*Task*.
Repeat, exactly and completely, the material that follows. Omit the pictures.

Extracted data entries
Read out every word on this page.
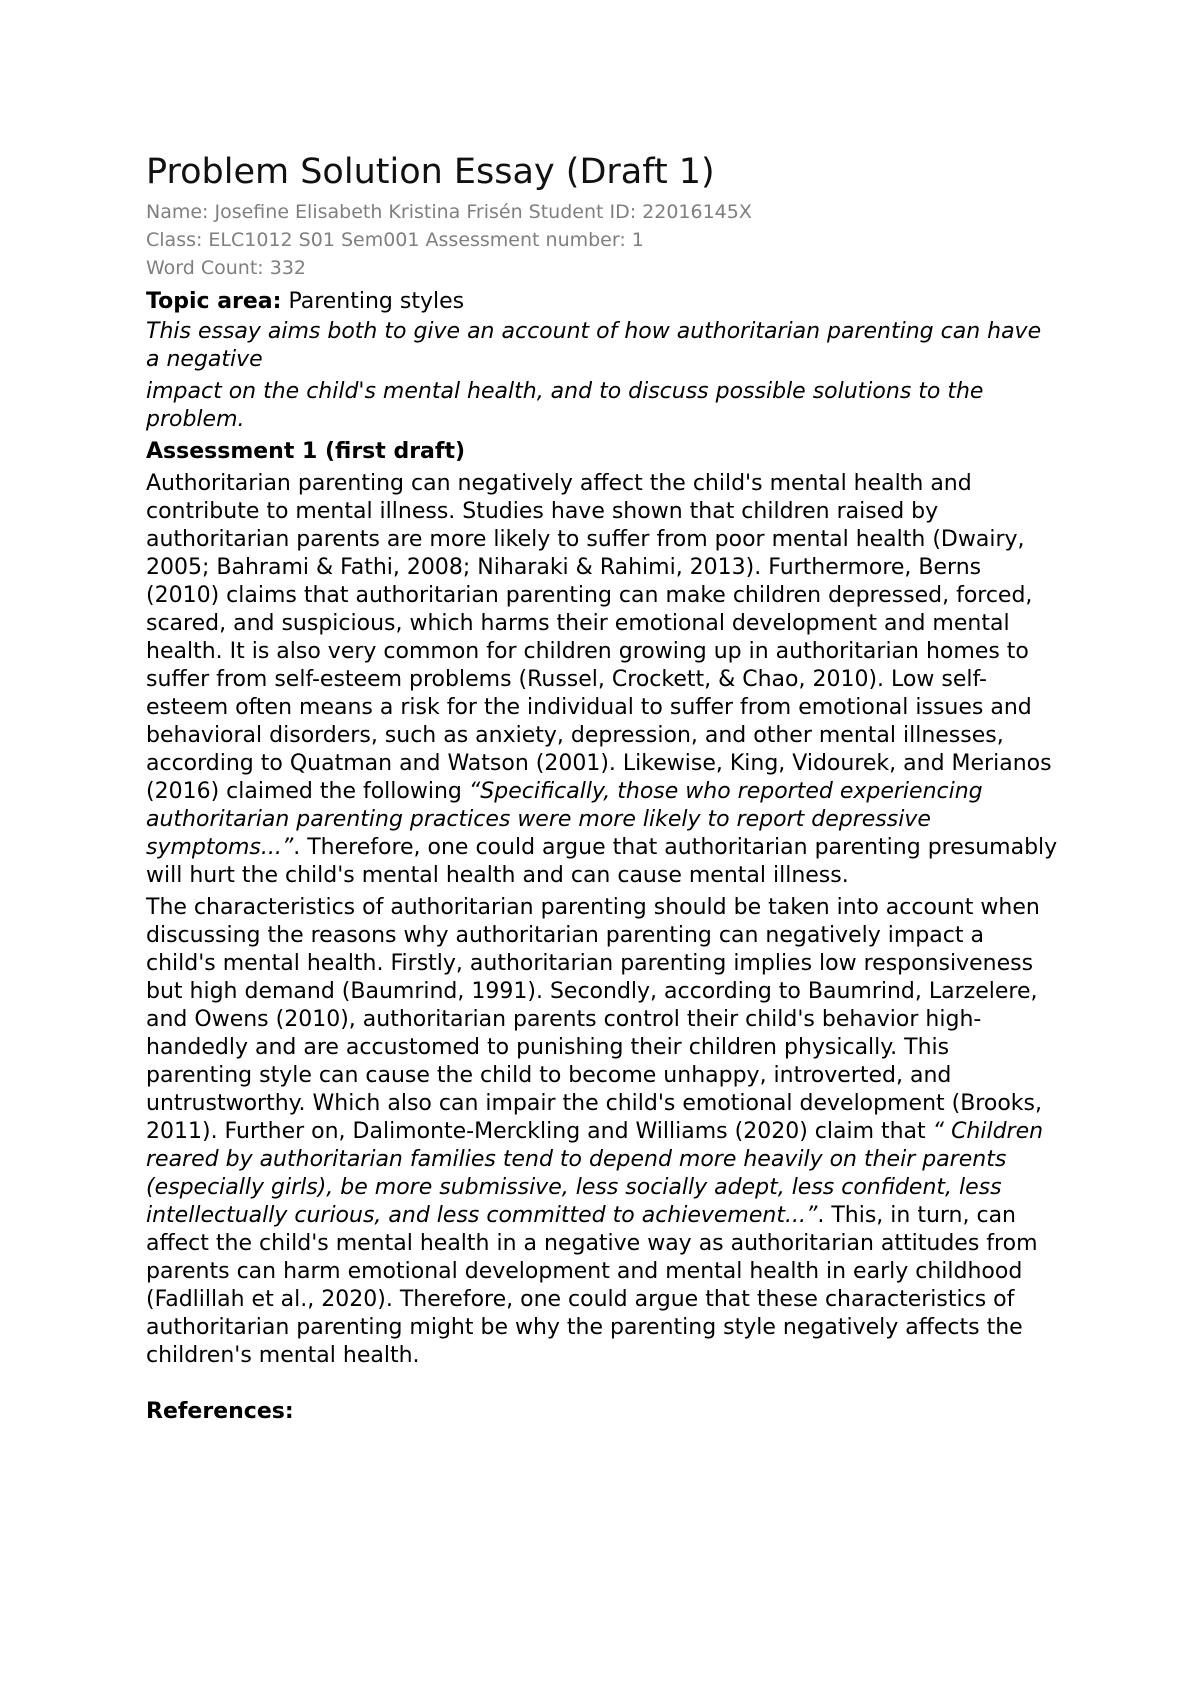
Problem Solution Essay (Draft 1)

Name: Josefine Elisabeth Kristina Frisén Student ID: 22016145X

Class: ELC1012 S01 Sem001 Assessment number: 1

Word Count: 332

Topic area: Parenting styles

This essay aims both to give an account of how authoritarian parenting can have a negative

impact on the child's mental health, and to discuss possible solutions to the problem.

Assessment 1 (first draft)

Authoritarian parenting can negatively affect the child's mental health and contribute to mental illness. Studies have shown that children raised by authoritarian parents are more likely to suffer from poor mental health (Dwairy, 2005; Bahrami & Fathi, 2008; Niharaki & Rahimi, 2013). Furthermore, Berns (2010) claims that authoritarian parenting can make children depressed, forced, scared, and suspicious, which harms their emotional development and mental health. It is also very common for children growing up in authoritarian homes to suffer from self-esteem problems (Russel, Crockett, & Chao, 2010). Low self-esteem often means a risk for the individual to suffer from emotional issues and behavioral disorders, such as anxiety, depression, and other mental illnesses, according to Quatman and Watson (2001). Likewise, King, Vidourek, and Merianos (2016) claimed the following “Specifically, those who reported experiencing authoritarian parenting practices were more likely to report depressive symptoms...”. Therefore, one could argue that authoritarian parenting presumably will hurt the child's mental health and can cause mental illness.

The characteristics of authoritarian parenting should be taken into account when discussing the reasons why authoritarian parenting can negatively impact a child's mental health. Firstly, authoritarian parenting implies low responsiveness but high demand (Baumrind, 1991). Secondly, according to Baumrind, Larzelere, and Owens (2010), authoritarian parents control their child's behavior high-handedly and are accustomed to punishing their children physically. This parenting style can cause the child to become unhappy, introverted, and untrustworthy. Which also can impair the child's emotional development (Brooks, 2011). Further on, Dalimonte-Merckling and Williams (2020) claim that “ Children reared by authoritarian families tend to depend more heavily on their parents (especially girls), be more submissive, less socially adept, less confident, less intellectually curious, and less committed to achievement...”. This, in turn, can affect the child's mental health in a negative way as authoritarian attitudes from parents can harm emotional development and mental health in early childhood (Fadlillah et al., 2020). Therefore, one could argue that these characteristics of authoritarian parenting might be why the parenting style negatively affects the children's mental health.

References:
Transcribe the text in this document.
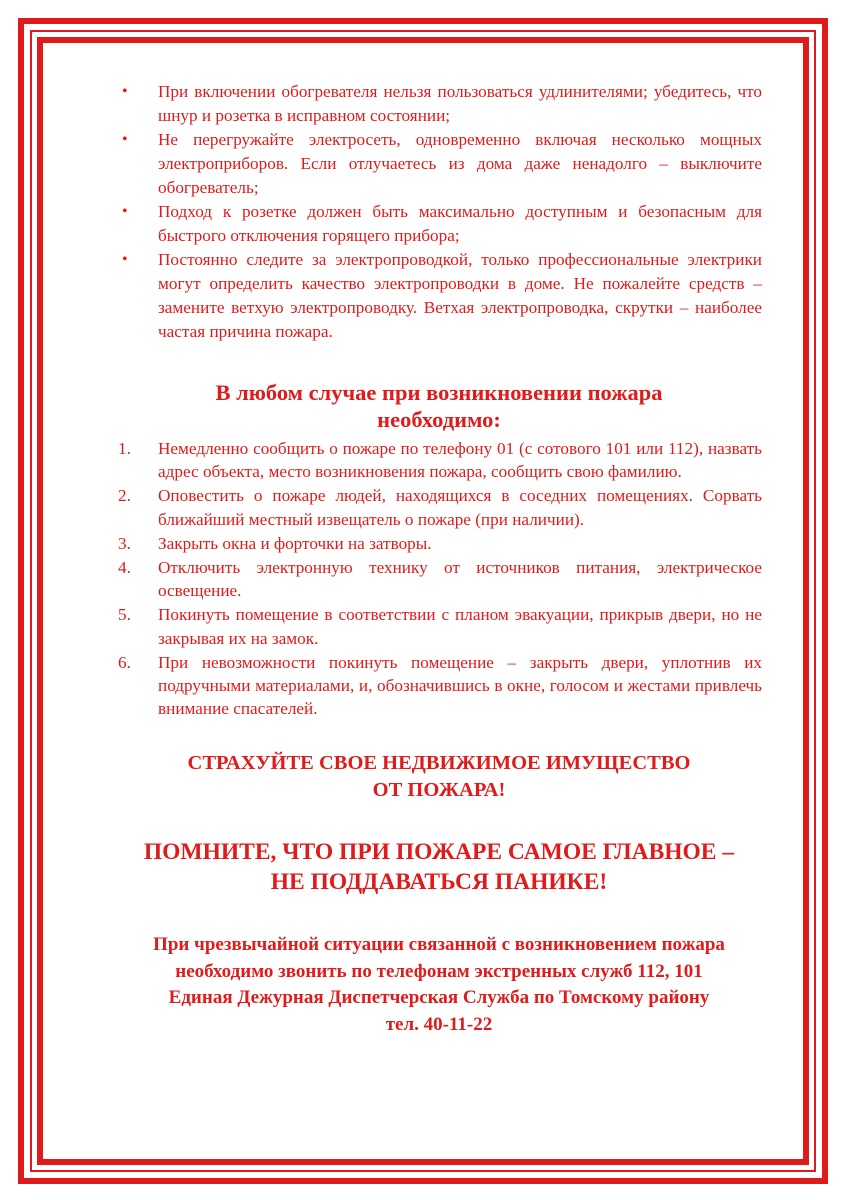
• При включении обогревателя нельзя пользоваться удлинителями; убедитесь, что шнур и розетка в исправном состоянии;
• Не перегружайте электросеть, одновременно включая несколько мощных электроприборов. Если отлучаетесь из дома даже ненадолго – выключите обогреватель;
• Подход к розетке должен быть максимально доступным и безопасным для быстрого отключения горящего прибора;
• Постоянно следите за электропроводкой, только профессиональные электрики могут определить качество электропроводки в доме. Не пожалейте средств – замените ветхую электропроводку. Ветхая электропроводка, скрутки – наиболее частая причина пожара.
В любом случае при возникновении пожара
необходимо:
1. Немедленно сообщить о пожаре по телефону 01 (с сотового 101 или 112), назвать адрес объекта, место возникновения пожара, сообщить свою фамилию.
2. Оповестить о пожаре людей, находящихся в соседних помещениях. Сорвать ближайший местный извещатель о пожаре (при наличии).
3. Закрыть окна и форточки на затворы.
4. Отключить электронную технику от источников питания, электрическое освещение.
5. Покинуть помещение в соответствии с планом эвакуации, прикрыв двери, но не закрывая их на замок.
6. При невозможности покинуть помещение – закрыть двери, уплотнив их подручными материалами, и, обозначившись в окне, голосом и жестами привлечь внимание спасателей.
СТРАХУЙТЕ СВОЕ НЕДВИЖИМОЕ ИМУЩЕСТВО
ОТ ПОЖАРА!
ПОМНИТЕ, ЧТО ПРИ ПОЖАРЕ САМОЕ ГЛАВНОЕ –
НЕ ПОДДАВАТЬСЯ ПАНИКЕ!
При чрезвычайной ситуации связанной с возникновением пожара
необходимо звонить по телефонам экстренных служб 112, 101
Единая Дежурная Диспетчерская Служба по Томскому району
тел. 40-11-22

*The answer*.
Read out every word on this page.
Problem Solution Essay (Draft 1)

Name: Josefine Elisabeth Kristina Frisén Student ID: 22016145X

Class: ELC1012 S01 Sem001 Assessment number: 1

Word Count: 332

Topic area: Parenting styles

This essay aims both to give an account of how authoritarian parenting can have a negative

impact on the child's mental health, and to discuss possible solutions to the problem.

Assessment 1 (first draft)

Authoritarian parenting can negatively affect the child's mental health and contribute to mental illness. Studies have shown that children raised by authoritarian parents are more likely to suffer from poor mental health (Dwairy, 2005; Bahrami & Fathi, 2008; Niharaki & Rahimi, 2013). Furthermore, Berns (2010) claims that authoritarian parenting can make children depressed, forced, scared, and suspicious, which harms their emotional development and mental health. It is also very common for children growing up in authoritarian homes to suffer from self-esteem problems (Russel, Crockett, & Chao, 2010). Low self-esteem often means a risk for the individual to suffer from emotional issues and behavioral disorders, such as anxiety, depression, and other mental illnesses, according to Quatman and Watson (2001). Likewise, King, Vidourek, and Merianos (2016) claimed the following “Specifically, those who reported experiencing authoritarian parenting practices were more likely to report depressive symptoms...”. Therefore, one could argue that authoritarian parenting presumably will hurt the child's mental health and can cause mental illness.

The characteristics of authoritarian parenting should be taken into account when discussing the reasons why authoritarian parenting can negatively impact a child's mental health. Firstly, authoritarian parenting implies low responsiveness but high demand (Baumrind, 1991). Secondly, according to Baumrind, Larzelere, and Owens (2010), authoritarian parents control their child's behavior high-handedly and are accustomed to punishing their children physically. This parenting style can cause the child to become unhappy, introverted, and untrustworthy. Which also can impair the child's emotional development (Brooks, 2011). Further on, Dalimonte-Merckling and Williams (2020) claim that “ Children reared by authoritarian families tend to depend more heavily on their parents (especially girls), be more submissive, less socially adept, less confident, less intellectually curious, and less committed to achievement...”. This, in turn, can affect the child's mental health in a negative way as authoritarian attitudes from parents can harm emotional development and mental health in early childhood (Fadlillah et al., 2020). Therefore, one could argue that these characteristics of authoritarian parenting might be why the parenting style negatively affects the children's mental health.

References:
Transcribe the text in this document.
• При включении обогревателя нельзя пользоваться удлинителями; убедитесь, что шнур и розетка в исправном состоянии;
• Не перегружайте электросеть, одновременно включая несколько мощных электроприборов. Если отлучаетесь из дома даже ненадолго – выключите обогреватель;
• Подход к розетке должен быть максимально доступным и безопасным для быстрого отключения горящего прибора;
• Постоянно следите за электропроводкой, только профессиональные электрики могут определить качество электропроводки в доме. Не пожалейте средств – замените ветхую электропроводку. Ветхая электропроводка, скрутки – наиболее частая причина пожара.
В любом случае при возникновении пожара
необходимо:
1. Немедленно сообщить о пожаре по телефону 01 (с сотового 101 или 112), назвать адрес объекта, место возникновения пожара, сообщить свою фамилию.
2. Оповестить о пожаре людей, находящихся в соседних помещениях. Сорвать ближайший местный извещатель о пожаре (при наличии).
3. Закрыть окна и форточки на затворы.
4. Отключить электронную технику от источников питания, электрическое освещение.
5. Покинуть помещение в соответствии с планом эвакуации, прикрыв двери, но не закрывая их на замок.
6. При невозможности покинуть помещение – закрыть двери, уплотнив их подручными материалами, и, обозначившись в окне, голосом и жестами привлечь внимание спасателей.
СТРАХУЙТЕ СВОЕ НЕДВИЖИМОЕ ИМУЩЕСТВО
ОТ ПОЖАРА!
ПОМНИТЕ, ЧТО ПРИ ПОЖАРЕ САМОЕ ГЛАВНОЕ –
НЕ ПОДДАВАТЬСЯ ПАНИКЕ!
При чрезвычайной ситуации связанной с возникновением пожара
необходимо звонить по телефонам экстренных служб 112, 101
Единая Дежурная Диспетчерская Служба по Томскому району
тел. 40-11-22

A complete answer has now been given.